#### EXERCISE
Answer with a single number: the count of lines that include the string "ylabel".

[Collected data entries]
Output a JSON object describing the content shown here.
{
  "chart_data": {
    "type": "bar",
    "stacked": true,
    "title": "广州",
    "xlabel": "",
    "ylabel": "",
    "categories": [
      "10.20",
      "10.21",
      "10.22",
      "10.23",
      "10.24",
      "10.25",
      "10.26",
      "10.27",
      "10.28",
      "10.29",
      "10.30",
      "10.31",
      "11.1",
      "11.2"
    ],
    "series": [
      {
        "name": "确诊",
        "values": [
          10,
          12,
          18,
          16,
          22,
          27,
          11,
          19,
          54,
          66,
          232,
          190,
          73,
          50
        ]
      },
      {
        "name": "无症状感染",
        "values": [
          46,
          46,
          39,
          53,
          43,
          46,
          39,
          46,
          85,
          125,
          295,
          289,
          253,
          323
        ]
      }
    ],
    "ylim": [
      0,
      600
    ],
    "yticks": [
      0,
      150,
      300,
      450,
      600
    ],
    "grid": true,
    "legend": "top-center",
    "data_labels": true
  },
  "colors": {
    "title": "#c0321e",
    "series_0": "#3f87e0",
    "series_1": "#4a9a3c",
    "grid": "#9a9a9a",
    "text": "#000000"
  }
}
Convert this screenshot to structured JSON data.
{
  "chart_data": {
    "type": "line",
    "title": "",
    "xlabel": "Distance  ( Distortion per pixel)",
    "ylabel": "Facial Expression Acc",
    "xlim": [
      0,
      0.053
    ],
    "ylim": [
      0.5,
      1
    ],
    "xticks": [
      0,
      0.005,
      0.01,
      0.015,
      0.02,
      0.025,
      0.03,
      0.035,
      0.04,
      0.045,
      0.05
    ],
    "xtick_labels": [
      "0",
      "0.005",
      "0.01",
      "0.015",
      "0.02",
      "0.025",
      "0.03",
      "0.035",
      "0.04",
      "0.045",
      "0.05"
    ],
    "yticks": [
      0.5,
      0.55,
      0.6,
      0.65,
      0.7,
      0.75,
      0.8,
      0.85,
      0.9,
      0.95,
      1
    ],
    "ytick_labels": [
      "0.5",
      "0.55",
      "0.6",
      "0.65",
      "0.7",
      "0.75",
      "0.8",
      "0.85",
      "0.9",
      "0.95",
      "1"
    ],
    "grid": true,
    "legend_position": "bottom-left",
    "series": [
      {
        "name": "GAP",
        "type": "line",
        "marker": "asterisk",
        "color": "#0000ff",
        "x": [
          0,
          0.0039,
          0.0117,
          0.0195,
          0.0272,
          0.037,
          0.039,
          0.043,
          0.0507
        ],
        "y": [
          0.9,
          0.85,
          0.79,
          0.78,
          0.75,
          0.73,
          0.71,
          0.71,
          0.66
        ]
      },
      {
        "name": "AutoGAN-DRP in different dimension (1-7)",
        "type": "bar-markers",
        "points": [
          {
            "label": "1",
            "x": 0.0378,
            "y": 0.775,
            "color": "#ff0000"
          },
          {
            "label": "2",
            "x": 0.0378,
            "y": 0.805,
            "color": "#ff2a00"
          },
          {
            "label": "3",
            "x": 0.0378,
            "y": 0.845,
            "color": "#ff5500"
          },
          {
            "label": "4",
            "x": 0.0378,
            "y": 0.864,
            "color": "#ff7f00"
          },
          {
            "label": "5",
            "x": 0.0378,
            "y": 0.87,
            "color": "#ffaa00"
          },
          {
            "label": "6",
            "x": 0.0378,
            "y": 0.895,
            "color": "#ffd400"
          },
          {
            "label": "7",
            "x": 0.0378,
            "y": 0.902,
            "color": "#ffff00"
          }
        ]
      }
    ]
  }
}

#### RESPONSE TO THIS EXERCISE
2